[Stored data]
>>>
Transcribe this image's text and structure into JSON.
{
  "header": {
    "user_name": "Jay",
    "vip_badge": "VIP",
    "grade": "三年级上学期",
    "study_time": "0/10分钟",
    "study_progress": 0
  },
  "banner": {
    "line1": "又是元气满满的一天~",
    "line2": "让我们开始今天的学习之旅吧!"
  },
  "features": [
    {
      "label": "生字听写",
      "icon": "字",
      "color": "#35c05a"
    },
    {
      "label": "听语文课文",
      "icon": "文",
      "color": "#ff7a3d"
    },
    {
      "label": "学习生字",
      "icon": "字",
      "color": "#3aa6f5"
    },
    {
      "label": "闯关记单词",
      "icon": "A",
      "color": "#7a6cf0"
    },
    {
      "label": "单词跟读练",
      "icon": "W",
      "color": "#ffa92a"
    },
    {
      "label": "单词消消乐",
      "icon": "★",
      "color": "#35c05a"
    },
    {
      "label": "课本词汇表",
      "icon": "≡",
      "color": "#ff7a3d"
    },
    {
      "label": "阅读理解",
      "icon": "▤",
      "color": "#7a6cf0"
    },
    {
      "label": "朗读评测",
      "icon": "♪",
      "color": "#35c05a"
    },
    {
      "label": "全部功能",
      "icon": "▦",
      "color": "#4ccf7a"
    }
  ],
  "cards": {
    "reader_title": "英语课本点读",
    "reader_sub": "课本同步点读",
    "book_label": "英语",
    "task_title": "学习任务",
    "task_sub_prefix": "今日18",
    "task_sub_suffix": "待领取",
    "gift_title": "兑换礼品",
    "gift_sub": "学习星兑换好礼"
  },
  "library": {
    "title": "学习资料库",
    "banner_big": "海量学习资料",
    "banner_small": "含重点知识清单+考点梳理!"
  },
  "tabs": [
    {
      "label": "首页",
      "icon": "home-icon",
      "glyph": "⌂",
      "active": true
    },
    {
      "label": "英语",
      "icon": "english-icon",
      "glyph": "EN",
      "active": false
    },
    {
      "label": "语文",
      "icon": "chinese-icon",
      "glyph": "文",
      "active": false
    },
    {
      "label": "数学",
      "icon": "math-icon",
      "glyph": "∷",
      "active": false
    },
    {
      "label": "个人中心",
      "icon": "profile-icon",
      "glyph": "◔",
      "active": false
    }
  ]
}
<<<
>>>
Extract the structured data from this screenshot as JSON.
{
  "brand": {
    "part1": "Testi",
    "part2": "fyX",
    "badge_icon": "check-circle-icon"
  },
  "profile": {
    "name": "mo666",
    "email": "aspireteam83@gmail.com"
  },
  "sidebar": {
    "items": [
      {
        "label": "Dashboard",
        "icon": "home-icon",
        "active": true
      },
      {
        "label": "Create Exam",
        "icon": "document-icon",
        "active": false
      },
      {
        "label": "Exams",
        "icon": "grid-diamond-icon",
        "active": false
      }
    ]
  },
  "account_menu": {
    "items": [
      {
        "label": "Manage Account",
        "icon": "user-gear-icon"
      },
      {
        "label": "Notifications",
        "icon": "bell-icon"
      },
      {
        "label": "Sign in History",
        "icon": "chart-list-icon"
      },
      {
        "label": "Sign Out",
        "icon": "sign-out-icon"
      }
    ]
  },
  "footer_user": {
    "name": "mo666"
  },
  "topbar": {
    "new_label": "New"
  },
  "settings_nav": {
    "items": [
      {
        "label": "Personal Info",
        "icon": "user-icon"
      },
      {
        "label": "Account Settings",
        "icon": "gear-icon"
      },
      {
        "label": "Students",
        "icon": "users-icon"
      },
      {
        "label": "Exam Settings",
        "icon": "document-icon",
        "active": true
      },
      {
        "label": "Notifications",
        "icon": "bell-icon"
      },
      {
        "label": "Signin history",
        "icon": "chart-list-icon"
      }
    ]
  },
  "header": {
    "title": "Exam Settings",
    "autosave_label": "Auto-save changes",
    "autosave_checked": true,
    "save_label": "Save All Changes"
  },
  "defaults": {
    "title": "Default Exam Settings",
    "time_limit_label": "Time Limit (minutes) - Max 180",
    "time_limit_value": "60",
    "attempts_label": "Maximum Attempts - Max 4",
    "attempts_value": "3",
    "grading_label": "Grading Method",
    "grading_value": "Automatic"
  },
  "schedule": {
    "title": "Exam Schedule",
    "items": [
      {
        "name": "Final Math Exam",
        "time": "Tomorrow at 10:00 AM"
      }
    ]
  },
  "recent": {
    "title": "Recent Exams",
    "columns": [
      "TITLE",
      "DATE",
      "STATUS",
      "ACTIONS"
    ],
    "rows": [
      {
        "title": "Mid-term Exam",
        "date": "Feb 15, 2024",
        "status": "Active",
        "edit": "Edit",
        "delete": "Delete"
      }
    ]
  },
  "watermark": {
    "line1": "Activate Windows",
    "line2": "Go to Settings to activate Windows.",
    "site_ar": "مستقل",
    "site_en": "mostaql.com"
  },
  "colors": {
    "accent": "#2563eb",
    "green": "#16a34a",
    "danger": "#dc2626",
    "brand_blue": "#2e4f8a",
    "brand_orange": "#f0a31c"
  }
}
<<<
= Your goal =
Look over the records above and copy each line that includes the string "JSON".

= Expected output =
Transcribe this image's text and structure into JSON.
Extract the structured data from this screenshot as JSON.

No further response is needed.